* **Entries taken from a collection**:
"""
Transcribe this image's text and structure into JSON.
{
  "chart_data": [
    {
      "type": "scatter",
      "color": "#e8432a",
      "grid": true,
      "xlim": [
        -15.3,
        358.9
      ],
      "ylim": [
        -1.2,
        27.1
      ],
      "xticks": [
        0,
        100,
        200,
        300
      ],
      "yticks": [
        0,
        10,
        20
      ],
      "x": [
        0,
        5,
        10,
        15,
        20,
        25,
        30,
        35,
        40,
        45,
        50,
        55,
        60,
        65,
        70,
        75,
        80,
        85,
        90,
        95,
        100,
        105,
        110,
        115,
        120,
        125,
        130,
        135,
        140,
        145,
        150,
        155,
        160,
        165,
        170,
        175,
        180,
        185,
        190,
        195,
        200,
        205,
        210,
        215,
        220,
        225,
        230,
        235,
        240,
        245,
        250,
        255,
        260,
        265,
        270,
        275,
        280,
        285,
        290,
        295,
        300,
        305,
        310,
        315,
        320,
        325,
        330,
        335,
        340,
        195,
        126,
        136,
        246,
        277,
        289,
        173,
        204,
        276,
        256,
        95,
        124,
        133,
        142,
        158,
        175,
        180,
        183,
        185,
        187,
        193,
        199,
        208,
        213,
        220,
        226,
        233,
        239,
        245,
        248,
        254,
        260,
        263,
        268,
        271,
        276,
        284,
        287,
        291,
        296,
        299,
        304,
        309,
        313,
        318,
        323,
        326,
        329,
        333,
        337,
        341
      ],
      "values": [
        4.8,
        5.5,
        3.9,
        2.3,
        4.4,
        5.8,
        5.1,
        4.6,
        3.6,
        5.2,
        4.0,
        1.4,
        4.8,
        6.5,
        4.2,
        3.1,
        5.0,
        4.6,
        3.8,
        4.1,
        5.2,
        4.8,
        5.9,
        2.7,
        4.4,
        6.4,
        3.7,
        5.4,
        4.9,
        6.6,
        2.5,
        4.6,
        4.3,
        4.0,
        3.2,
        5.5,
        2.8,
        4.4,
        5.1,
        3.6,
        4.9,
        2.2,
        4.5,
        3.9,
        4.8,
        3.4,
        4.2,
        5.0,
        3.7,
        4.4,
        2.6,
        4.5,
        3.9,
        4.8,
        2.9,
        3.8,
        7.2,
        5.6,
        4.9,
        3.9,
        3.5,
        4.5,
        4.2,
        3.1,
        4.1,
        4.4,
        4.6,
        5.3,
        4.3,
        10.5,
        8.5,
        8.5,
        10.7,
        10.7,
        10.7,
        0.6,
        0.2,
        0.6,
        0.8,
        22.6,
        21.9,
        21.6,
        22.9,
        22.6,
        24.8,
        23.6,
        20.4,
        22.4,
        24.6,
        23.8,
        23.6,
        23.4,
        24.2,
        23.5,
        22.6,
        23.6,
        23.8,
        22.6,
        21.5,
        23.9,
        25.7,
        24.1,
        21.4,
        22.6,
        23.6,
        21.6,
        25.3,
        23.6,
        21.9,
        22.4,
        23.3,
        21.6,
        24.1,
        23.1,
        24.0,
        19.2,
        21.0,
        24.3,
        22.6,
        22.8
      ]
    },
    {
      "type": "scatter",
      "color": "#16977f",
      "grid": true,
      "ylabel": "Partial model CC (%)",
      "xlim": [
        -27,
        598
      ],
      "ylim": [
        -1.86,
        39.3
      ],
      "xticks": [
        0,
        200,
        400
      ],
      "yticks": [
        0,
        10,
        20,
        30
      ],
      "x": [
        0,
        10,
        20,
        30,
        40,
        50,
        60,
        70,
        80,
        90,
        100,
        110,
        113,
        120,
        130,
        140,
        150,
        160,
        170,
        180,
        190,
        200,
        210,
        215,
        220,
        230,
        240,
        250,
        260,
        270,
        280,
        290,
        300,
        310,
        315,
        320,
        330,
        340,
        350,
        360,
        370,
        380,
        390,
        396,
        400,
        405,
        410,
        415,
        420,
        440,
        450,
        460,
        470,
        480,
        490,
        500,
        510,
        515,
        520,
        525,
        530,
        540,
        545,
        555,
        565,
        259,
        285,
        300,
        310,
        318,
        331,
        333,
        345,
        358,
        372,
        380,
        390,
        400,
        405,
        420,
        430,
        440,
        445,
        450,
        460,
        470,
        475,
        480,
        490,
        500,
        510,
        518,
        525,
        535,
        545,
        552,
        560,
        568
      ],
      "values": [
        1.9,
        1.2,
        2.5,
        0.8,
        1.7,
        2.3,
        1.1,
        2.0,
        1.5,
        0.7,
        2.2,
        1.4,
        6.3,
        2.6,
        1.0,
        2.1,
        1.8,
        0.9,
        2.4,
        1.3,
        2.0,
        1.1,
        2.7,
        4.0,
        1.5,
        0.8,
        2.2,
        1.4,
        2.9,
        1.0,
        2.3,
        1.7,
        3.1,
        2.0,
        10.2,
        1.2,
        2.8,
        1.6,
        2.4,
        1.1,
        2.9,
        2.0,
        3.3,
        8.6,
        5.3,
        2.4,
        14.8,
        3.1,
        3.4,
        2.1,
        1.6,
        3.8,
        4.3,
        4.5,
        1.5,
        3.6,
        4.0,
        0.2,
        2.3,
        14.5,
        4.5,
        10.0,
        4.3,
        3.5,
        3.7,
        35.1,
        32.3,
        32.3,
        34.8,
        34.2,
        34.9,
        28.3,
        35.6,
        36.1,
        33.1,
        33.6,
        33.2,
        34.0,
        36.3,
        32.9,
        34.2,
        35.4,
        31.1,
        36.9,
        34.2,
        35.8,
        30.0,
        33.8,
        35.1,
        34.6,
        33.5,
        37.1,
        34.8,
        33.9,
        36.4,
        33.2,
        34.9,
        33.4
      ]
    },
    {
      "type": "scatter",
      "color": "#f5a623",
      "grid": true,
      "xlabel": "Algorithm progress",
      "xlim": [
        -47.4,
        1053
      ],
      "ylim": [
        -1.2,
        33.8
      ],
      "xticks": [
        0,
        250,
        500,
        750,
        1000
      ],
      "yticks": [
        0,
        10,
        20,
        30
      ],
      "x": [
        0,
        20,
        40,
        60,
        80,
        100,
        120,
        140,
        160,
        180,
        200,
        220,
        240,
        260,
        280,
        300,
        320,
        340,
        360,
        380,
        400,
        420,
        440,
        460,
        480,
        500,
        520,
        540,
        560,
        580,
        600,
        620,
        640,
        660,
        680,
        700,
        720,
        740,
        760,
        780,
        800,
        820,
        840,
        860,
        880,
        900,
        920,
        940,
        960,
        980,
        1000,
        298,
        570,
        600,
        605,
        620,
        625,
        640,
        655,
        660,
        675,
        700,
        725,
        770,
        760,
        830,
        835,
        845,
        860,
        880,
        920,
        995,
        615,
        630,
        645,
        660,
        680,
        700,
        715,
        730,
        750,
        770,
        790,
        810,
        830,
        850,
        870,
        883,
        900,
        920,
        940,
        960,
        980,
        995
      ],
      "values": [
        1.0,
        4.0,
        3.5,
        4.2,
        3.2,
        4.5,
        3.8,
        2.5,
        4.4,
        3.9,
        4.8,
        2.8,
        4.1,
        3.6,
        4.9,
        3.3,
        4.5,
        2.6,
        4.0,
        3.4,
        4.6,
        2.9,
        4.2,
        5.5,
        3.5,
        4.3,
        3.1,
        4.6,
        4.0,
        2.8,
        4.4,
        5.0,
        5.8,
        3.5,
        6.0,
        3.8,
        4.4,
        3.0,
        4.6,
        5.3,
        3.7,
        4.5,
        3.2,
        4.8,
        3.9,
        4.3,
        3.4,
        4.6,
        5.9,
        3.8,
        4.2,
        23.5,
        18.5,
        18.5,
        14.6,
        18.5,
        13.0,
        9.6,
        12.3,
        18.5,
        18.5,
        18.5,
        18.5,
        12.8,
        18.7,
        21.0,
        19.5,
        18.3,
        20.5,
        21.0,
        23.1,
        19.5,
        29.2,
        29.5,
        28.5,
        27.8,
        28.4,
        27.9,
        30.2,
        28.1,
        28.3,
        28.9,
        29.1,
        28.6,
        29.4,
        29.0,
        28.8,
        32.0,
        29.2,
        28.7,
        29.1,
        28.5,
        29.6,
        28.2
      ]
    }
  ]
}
"""
"""
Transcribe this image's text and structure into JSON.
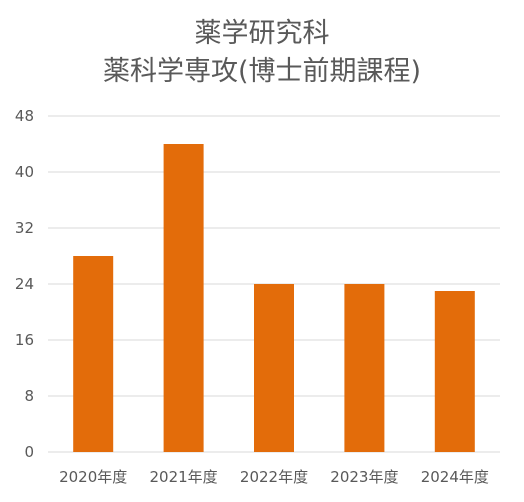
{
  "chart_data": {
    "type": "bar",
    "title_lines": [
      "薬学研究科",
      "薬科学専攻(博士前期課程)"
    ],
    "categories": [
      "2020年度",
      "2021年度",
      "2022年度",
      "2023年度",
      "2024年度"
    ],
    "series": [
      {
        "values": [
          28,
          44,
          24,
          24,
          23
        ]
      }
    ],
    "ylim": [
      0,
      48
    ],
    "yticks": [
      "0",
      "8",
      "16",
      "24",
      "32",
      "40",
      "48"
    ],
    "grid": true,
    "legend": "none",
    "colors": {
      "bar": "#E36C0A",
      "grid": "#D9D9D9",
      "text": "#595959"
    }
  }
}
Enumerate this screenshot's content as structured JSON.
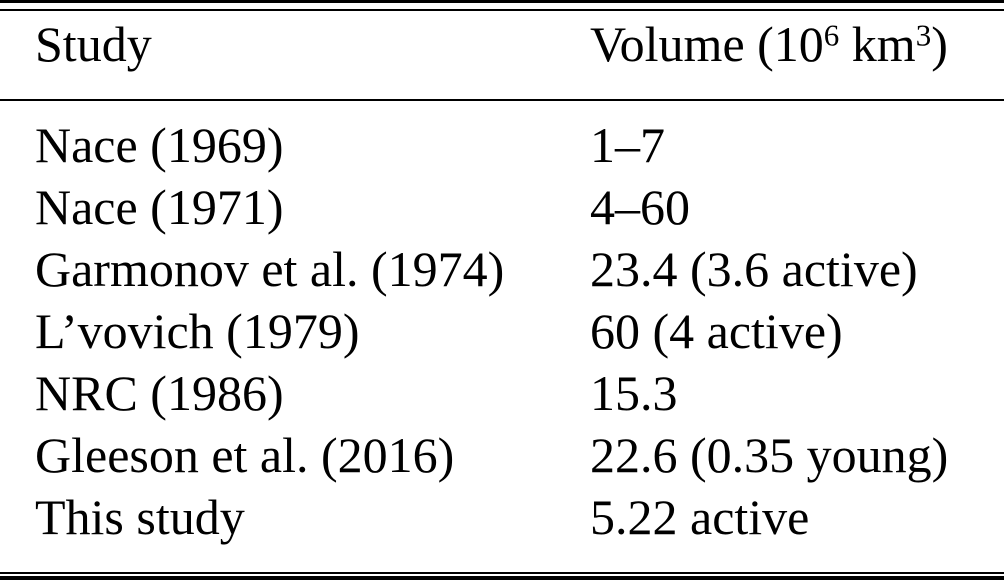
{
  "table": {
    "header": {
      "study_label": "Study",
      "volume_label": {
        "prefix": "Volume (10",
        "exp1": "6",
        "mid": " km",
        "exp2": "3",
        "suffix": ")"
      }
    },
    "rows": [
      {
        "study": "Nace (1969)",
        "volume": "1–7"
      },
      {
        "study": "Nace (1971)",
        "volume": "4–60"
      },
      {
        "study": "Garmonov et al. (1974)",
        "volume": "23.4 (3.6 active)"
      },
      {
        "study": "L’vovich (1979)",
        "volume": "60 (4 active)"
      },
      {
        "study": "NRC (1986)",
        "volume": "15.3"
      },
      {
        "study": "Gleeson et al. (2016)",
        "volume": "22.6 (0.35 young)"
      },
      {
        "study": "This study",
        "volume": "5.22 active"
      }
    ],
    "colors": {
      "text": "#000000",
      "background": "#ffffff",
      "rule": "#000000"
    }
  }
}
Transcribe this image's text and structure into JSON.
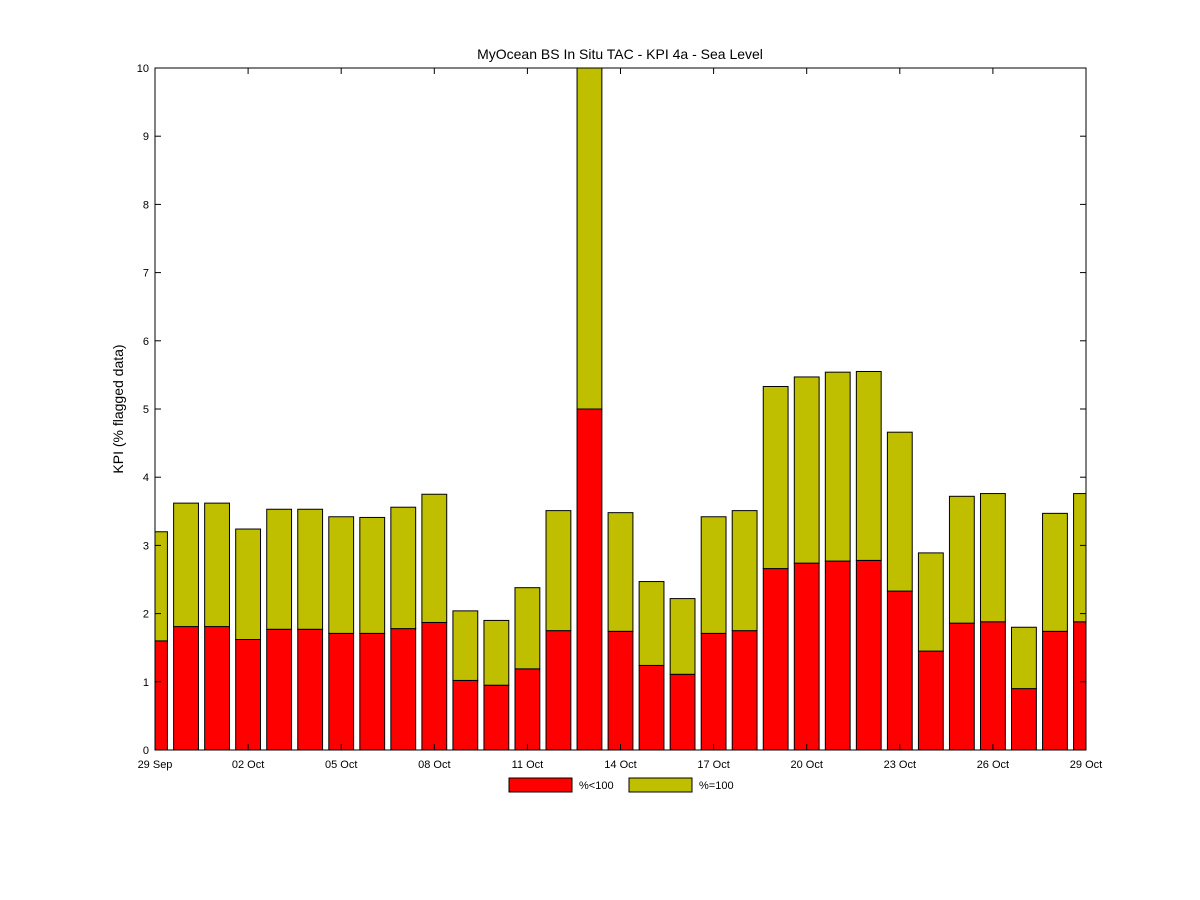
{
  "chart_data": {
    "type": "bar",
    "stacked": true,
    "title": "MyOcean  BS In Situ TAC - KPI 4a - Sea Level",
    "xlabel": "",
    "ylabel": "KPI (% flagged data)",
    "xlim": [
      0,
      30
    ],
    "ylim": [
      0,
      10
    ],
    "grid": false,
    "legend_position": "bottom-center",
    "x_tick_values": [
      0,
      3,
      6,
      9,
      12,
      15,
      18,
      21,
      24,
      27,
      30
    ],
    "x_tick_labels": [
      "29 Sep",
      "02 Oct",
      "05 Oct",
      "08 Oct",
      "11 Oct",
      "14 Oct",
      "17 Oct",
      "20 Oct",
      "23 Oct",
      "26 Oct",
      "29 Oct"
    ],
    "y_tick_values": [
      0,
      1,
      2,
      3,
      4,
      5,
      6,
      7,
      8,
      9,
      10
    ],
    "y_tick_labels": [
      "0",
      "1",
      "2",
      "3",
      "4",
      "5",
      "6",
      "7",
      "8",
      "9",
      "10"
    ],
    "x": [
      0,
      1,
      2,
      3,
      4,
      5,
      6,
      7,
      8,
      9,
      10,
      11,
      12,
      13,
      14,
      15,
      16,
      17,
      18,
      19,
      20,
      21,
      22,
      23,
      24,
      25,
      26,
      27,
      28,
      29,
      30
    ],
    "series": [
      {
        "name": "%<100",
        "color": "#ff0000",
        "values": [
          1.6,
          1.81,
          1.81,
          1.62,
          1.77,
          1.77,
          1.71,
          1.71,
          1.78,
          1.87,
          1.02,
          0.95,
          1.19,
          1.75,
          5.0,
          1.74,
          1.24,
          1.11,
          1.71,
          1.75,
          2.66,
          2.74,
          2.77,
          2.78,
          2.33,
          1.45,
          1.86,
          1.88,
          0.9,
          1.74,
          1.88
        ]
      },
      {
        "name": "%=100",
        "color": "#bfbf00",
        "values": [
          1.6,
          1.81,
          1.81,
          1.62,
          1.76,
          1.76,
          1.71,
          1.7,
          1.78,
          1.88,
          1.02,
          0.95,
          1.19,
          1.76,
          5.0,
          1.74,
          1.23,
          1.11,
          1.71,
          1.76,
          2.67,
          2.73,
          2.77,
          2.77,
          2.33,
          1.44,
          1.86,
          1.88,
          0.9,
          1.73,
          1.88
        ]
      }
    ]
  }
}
"""
"""
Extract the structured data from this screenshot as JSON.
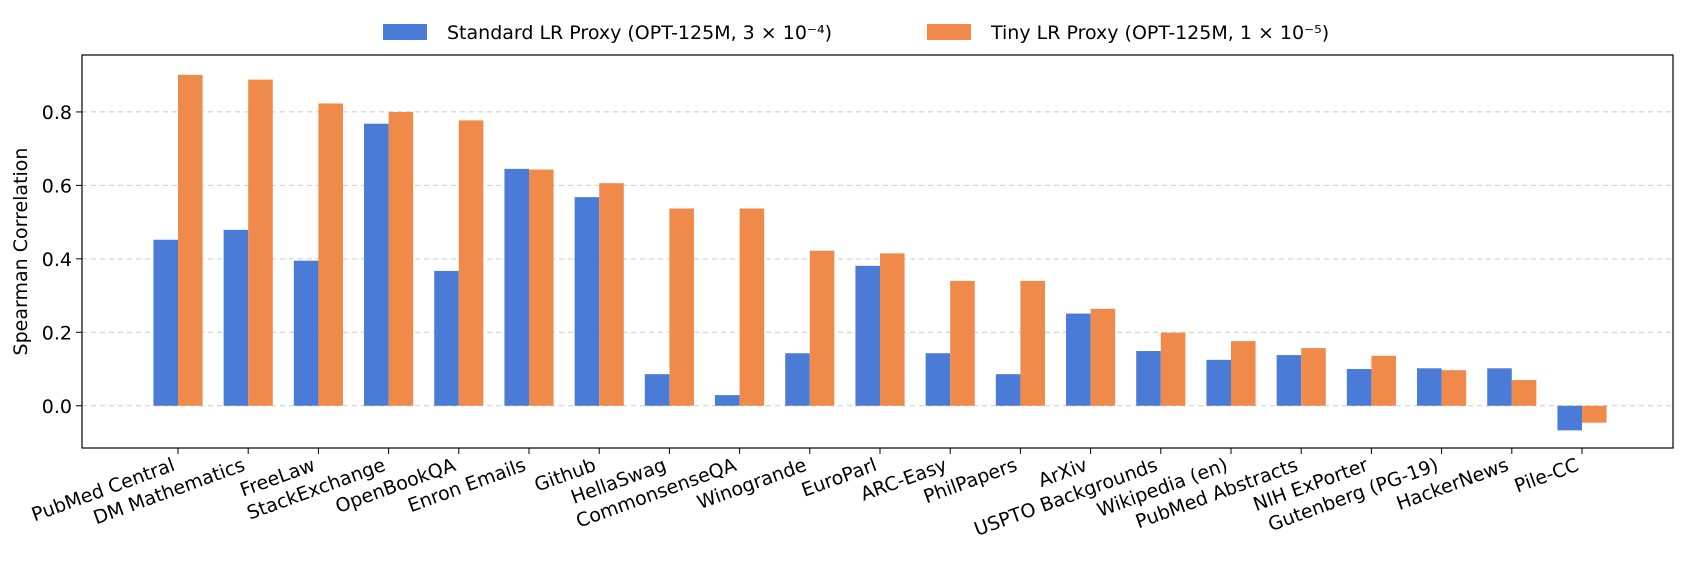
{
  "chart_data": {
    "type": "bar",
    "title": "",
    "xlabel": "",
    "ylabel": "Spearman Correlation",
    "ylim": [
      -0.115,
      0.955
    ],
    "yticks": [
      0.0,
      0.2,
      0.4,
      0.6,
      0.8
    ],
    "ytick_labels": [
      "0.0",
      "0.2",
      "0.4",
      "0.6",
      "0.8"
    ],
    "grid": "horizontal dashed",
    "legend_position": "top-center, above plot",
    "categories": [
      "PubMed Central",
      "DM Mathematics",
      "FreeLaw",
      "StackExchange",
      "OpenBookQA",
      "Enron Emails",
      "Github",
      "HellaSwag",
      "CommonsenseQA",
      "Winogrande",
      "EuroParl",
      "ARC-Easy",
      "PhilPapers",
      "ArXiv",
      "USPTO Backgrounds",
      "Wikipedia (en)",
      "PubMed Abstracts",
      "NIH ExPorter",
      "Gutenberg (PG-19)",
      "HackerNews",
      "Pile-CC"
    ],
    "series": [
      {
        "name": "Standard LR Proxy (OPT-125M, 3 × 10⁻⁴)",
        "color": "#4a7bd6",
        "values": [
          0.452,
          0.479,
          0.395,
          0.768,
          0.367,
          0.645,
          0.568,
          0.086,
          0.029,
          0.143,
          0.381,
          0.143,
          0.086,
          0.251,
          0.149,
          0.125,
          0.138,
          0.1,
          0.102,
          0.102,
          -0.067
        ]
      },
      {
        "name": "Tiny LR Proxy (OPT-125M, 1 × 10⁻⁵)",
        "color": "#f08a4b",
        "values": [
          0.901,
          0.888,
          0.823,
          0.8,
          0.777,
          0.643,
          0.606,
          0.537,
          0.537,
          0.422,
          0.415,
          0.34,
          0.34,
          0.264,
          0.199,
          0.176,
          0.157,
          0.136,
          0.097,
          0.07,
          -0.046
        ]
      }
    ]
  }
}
"""
* **What is expected**: Search the records for the string "center" and return every line in which it occurs.

* **Exercise solution**:
    "legend_position": "bottom-center",
    "legend_position": "top-center, above plot",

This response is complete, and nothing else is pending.